>> BEGIN STORED DATA
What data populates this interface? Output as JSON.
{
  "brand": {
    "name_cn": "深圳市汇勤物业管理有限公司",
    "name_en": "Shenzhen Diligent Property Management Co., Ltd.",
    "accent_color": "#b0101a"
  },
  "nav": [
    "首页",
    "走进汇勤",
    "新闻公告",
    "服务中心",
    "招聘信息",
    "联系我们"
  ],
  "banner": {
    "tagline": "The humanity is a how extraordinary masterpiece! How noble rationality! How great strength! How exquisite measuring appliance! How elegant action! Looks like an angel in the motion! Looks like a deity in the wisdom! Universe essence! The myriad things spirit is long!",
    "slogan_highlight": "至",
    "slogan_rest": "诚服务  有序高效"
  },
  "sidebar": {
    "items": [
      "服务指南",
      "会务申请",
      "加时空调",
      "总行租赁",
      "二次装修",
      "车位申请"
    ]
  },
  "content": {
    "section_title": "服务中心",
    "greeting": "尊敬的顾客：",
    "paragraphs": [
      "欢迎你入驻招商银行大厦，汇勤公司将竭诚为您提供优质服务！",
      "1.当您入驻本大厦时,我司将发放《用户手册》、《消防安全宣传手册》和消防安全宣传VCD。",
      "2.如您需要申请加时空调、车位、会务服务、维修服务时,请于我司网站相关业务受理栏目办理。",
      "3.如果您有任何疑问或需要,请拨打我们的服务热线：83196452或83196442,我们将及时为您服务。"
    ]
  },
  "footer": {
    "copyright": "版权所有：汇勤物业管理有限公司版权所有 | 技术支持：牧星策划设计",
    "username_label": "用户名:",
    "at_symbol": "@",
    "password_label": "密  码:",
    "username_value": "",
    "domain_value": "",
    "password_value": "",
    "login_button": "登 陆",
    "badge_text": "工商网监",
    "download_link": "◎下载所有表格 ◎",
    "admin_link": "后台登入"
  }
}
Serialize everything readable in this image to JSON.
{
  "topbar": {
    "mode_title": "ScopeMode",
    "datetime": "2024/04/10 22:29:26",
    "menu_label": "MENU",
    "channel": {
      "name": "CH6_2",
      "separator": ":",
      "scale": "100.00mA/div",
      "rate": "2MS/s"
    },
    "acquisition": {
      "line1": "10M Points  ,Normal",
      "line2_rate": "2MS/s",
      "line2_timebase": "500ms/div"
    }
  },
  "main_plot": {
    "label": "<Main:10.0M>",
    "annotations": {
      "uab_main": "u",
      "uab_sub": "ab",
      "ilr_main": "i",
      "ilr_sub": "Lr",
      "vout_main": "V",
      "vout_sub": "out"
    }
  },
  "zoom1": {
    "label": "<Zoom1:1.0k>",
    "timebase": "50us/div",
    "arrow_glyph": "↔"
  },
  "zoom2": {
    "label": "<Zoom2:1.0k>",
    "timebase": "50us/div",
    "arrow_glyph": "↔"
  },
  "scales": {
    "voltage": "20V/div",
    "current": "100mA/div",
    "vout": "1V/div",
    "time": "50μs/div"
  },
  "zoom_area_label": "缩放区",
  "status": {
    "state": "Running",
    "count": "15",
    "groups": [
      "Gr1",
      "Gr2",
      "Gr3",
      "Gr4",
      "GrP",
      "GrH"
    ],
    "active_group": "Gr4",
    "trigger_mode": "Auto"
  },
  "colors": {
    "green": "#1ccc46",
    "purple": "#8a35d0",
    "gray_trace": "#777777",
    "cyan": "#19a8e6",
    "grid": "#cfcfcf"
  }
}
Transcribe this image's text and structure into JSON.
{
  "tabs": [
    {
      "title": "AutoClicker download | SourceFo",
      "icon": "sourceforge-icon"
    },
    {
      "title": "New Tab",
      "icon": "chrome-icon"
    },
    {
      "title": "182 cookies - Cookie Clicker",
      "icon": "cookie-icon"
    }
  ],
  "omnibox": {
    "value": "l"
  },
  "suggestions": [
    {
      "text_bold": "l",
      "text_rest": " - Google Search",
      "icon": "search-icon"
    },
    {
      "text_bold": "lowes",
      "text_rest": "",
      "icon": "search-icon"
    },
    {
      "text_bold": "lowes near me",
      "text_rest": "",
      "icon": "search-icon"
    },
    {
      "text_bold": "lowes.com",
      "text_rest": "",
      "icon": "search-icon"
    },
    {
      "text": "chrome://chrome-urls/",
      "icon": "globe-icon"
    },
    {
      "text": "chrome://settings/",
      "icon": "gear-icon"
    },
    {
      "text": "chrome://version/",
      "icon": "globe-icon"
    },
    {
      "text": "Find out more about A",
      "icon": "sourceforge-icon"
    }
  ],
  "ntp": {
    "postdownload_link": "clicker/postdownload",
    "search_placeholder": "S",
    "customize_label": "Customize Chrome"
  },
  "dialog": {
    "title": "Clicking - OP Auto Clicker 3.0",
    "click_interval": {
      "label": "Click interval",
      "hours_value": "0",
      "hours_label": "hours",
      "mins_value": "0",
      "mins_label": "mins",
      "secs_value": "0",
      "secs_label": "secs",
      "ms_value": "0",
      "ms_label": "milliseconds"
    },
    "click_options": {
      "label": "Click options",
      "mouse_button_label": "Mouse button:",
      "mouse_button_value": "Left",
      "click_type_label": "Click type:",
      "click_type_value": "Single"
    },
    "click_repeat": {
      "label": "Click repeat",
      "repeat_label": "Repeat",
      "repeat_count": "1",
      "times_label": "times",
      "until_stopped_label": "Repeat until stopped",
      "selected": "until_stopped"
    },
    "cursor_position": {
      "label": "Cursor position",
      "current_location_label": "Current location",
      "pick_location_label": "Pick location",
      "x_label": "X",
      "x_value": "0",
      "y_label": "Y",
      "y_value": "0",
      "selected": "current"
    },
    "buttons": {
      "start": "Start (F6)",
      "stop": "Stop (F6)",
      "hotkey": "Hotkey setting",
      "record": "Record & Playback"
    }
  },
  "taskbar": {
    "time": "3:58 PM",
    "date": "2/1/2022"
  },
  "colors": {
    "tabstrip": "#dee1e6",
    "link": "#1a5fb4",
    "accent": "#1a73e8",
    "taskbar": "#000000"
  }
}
>> END STORED DATA
- [WHAT IS ASKED]:
The listing above must be transcribed exactly, line by line.

- [ANSWER TO THE EXERCISE]:
What data populates this interface? Output as JSON.
{
  "brand": {
    "name_cn": "深圳市汇勤物业管理有限公司",
    "name_en": "Shenzhen Diligent Property Management Co., Ltd.",
    "accent_color": "#b0101a"
  },
  "nav": [
    "首页",
    "走进汇勤",
    "新闻公告",
    "服务中心",
    "招聘信息",
    "联系我们"
  ],
  "banner": {
    "tagline": "The humanity is a how extraordinary masterpiece! How noble rationality! How great strength! How exquisite measuring appliance! How elegant action! Looks like an angel in the motion! Looks like a deity in the wisdom! Universe essence! The myriad things spirit is long!",
    "slogan_highlight": "至",
    "slogan_rest": "诚服务  有序高效"
  },
  "sidebar": {
    "items": [
      "服务指南",
      "会务申请",
      "加时空调",
      "总行租赁",
      "二次装修",
      "车位申请"
    ]
  },
  "content": {
    "section_title": "服务中心",
    "greeting": "尊敬的顾客：",
    "paragraphs": [
      "欢迎你入驻招商银行大厦，汇勤公司将竭诚为您提供优质服务！",
      "1.当您入驻本大厦时,我司将发放《用户手册》、《消防安全宣传手册》和消防安全宣传VCD。",
      "2.如您需要申请加时空调、车位、会务服务、维修服务时,请于我司网站相关业务受理栏目办理。",
      "3.如果您有任何疑问或需要,请拨打我们的服务热线：83196452或83196442,我们将及时为您服务。"
    ]
  },
  "footer": {
    "copyright": "版权所有：汇勤物业管理有限公司版权所有 | 技术支持：牧星策划设计",
    "username_label": "用户名:",
    "at_symbol": "@",
    "password_label": "密  码:",
    "username_value": "",
    "domain_value": "",
    "password_value": "",
    "login_button": "登 陆",
    "badge_text": "工商网监",
    "download_link": "◎下载所有表格 ◎",
    "admin_link": "后台登入"
  }
}
Serialize everything readable in this image to JSON.
{
  "topbar": {
    "mode_title": "ScopeMode",
    "datetime": "2024/04/10 22:29:26",
    "menu_label": "MENU",
    "channel": {
      "name": "CH6_2",
      "separator": ":",
      "scale": "100.00mA/div",
      "rate": "2MS/s"
    },
    "acquisition": {
      "line1": "10M Points  ,Normal",
      "line2_rate": "2MS/s",
      "line2_timebase": "500ms/div"
    }
  },
  "main_plot": {
    "label": "<Main:10.0M>",
    "annotations": {
      "uab_main": "u",
      "uab_sub": "ab",
      "ilr_main": "i",
      "ilr_sub": "Lr",
      "vout_main": "V",
      "vout_sub": "out"
    }
  },
  "zoom1": {
    "label": "<Zoom1:1.0k>",
    "timebase": "50us/div",
    "arrow_glyph": "↔"
  },
  "zoom2": {
    "label": "<Zoom2:1.0k>",
    "timebase": "50us/div",
    "arrow_glyph": "↔"
  },
  "scales": {
    "voltage": "20V/div",
    "current": "100mA/div",
    "vout": "1V/div",
    "time": "50μs/div"
  },
  "zoom_area_label": "缩放区",
  "status": {
    "state": "Running",
    "count": "15",
    "groups": [
      "Gr1",
      "Gr2",
      "Gr3",
      "Gr4",
      "GrP",
      "GrH"
    ],
    "active_group": "Gr4",
    "trigger_mode": "Auto"
  },
  "colors": {
    "green": "#1ccc46",
    "purple": "#8a35d0",
    "gray_trace": "#777777",
    "cyan": "#19a8e6",
    "grid": "#cfcfcf"
  }
}
Transcribe this image's text and structure into JSON.
{
  "tabs": [
    {
      "title": "AutoClicker download | SourceFo",
      "icon": "sourceforge-icon"
    },
    {
      "title": "New Tab",
      "icon": "chrome-icon"
    },
    {
      "title": "182 cookies - Cookie Clicker",
      "icon": "cookie-icon"
    }
  ],
  "omnibox": {
    "value": "l"
  },
  "suggestions": [
    {
      "text_bold": "l",
      "text_rest": " - Google Search",
      "icon": "search-icon"
    },
    {
      "text_bold": "lowes",
      "text_rest": "",
      "icon": "search-icon"
    },
    {
      "text_bold": "lowes near me",
      "text_rest": "",
      "icon": "search-icon"
    },
    {
      "text_bold": "lowes.com",
      "text_rest": "",
      "icon": "search-icon"
    },
    {
      "text": "chrome://chrome-urls/",
      "icon": "globe-icon"
    },
    {
      "text": "chrome://settings/",
      "icon": "gear-icon"
    },
    {
      "text": "chrome://version/",
      "icon": "globe-icon"
    },
    {
      "text": "Find out more about A",
      "icon": "sourceforge-icon"
    }
  ],
  "ntp": {
    "postdownload_link": "clicker/postdownload",
    "search_placeholder": "S",
    "customize_label": "Customize Chrome"
  },
  "dialog": {
    "title": "Clicking - OP Auto Clicker 3.0",
    "click_interval": {
      "label": "Click interval",
      "hours_value": "0",
      "hours_label": "hours",
      "mins_value": "0",
      "mins_label": "mins",
      "secs_value": "0",
      "secs_label": "secs",
      "ms_value": "0",
      "ms_label": "milliseconds"
    },
    "click_options": {
      "label": "Click options",
      "mouse_button_label": "Mouse button:",
      "mouse_button_value": "Left",
      "click_type_label": "Click type:",
      "click_type_value": "Single"
    },
    "click_repeat": {
      "label": "Click repeat",
      "repeat_label": "Repeat",
      "repeat_count": "1",
      "times_label": "times",
      "until_stopped_label": "Repeat until stopped",
      "selected": "until_stopped"
    },
    "cursor_position": {
      "label": "Cursor position",
      "current_location_label": "Current location",
      "pick_location_label": "Pick location",
      "x_label": "X",
      "x_value": "0",
      "y_label": "Y",
      "y_value": "0",
      "selected": "current"
    },
    "buttons": {
      "start": "Start (F6)",
      "stop": "Stop (F6)",
      "hotkey": "Hotkey setting",
      "record": "Record & Playback"
    }
  },
  "taskbar": {
    "time": "3:58 PM",
    "date": "2/1/2022"
  },
  "colors": {
    "tabstrip": "#dee1e6",
    "link": "#1a5fb4",
    "accent": "#1a73e8",
    "taskbar": "#000000"
  }
}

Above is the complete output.